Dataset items
********************

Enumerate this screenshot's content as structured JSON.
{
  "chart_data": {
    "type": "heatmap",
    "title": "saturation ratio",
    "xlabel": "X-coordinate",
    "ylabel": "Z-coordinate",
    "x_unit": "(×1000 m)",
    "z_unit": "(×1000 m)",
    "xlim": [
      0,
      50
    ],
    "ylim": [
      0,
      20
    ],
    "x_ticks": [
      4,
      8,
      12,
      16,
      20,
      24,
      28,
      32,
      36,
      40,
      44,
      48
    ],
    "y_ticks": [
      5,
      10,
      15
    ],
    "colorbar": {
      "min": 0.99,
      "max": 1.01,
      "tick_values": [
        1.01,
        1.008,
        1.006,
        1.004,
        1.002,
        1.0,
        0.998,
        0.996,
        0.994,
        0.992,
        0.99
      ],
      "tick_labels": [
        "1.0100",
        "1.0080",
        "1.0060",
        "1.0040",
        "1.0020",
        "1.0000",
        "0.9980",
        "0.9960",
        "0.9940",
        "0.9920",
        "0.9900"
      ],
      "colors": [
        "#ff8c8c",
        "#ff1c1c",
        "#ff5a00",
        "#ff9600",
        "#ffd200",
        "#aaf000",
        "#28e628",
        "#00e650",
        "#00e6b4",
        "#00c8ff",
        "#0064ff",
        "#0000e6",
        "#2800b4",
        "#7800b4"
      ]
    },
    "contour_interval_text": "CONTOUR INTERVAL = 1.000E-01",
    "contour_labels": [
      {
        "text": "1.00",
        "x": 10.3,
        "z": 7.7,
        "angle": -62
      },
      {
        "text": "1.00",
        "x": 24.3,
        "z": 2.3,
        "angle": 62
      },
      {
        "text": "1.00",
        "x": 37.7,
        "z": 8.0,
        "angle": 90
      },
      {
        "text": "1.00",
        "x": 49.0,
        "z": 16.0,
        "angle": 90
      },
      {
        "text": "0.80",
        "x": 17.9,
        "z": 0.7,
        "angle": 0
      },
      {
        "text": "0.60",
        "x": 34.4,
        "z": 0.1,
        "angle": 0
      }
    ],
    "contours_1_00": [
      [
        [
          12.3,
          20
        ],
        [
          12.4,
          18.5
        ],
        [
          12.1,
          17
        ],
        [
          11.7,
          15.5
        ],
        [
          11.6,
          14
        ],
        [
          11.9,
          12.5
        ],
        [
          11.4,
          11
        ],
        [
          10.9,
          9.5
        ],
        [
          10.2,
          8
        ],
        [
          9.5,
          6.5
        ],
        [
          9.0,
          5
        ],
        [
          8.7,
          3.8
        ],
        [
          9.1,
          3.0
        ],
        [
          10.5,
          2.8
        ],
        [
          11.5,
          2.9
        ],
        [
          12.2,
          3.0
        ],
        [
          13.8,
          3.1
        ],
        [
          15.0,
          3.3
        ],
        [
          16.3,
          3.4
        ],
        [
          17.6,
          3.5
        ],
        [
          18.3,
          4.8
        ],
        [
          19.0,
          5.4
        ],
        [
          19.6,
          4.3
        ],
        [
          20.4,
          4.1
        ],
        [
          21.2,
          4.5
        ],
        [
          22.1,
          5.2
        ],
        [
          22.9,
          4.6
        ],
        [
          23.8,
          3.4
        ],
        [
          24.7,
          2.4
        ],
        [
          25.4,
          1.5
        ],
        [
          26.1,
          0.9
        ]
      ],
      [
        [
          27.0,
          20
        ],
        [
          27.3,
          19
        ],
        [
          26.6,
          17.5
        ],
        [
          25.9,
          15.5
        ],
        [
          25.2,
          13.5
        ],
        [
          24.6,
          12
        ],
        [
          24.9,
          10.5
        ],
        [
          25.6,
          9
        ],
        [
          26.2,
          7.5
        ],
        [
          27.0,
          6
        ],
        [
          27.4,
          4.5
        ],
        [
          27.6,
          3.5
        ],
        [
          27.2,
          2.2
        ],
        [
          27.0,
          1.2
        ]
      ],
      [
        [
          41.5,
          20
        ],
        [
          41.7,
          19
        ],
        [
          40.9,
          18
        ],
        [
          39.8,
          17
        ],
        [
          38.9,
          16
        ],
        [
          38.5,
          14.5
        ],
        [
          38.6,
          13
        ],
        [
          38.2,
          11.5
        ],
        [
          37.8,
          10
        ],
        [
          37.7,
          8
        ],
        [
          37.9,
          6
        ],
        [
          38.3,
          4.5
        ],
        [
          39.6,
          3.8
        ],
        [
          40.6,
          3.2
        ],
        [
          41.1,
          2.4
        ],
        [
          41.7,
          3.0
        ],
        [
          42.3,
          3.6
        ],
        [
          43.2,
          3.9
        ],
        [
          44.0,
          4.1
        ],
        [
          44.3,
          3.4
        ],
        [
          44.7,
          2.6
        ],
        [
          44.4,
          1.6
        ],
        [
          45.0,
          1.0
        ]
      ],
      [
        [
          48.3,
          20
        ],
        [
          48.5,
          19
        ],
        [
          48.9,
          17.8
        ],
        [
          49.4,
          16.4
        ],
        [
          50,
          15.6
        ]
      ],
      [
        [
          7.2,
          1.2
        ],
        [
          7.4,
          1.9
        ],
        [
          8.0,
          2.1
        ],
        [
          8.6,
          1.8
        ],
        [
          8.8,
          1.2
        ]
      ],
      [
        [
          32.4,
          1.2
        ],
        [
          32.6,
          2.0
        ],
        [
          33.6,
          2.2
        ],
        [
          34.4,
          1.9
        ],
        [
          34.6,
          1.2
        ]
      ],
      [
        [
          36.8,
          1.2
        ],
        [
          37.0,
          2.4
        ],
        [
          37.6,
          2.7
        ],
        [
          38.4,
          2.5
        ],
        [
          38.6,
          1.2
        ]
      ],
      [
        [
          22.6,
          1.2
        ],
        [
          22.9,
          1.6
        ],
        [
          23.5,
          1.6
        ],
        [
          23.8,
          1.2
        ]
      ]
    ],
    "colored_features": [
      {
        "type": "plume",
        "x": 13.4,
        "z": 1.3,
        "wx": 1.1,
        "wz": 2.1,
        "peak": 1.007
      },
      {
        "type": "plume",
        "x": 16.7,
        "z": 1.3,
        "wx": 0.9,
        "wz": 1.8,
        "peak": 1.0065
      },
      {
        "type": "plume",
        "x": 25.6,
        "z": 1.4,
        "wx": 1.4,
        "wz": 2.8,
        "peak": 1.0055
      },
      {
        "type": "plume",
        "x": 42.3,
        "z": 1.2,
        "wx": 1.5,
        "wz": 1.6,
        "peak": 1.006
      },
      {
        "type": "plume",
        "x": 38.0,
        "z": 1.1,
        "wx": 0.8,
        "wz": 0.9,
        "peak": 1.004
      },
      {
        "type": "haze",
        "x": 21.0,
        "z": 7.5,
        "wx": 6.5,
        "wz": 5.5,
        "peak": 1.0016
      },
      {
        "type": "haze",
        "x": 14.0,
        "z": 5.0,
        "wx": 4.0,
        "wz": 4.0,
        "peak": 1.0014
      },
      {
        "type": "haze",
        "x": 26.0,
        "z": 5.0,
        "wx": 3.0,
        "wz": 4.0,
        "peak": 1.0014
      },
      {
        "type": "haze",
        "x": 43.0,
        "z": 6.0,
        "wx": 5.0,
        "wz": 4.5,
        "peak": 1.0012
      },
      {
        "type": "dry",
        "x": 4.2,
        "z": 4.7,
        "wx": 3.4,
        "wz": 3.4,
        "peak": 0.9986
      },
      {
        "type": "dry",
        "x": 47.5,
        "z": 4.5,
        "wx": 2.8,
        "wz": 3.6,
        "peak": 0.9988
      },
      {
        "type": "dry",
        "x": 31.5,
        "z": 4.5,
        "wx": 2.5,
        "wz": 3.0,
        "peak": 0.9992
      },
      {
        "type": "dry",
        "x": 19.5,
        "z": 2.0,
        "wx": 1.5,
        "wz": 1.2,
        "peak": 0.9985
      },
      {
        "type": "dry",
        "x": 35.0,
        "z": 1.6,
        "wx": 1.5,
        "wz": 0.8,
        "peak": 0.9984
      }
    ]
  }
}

********************

■ **EXERCISE AIM**
From the entries above, extract every line where the word "coordinate" appears.

■ **COMPLETE RESPONSE**
    "xlabel": "X-coordinate",
    "ylabel": "Z-coordinate",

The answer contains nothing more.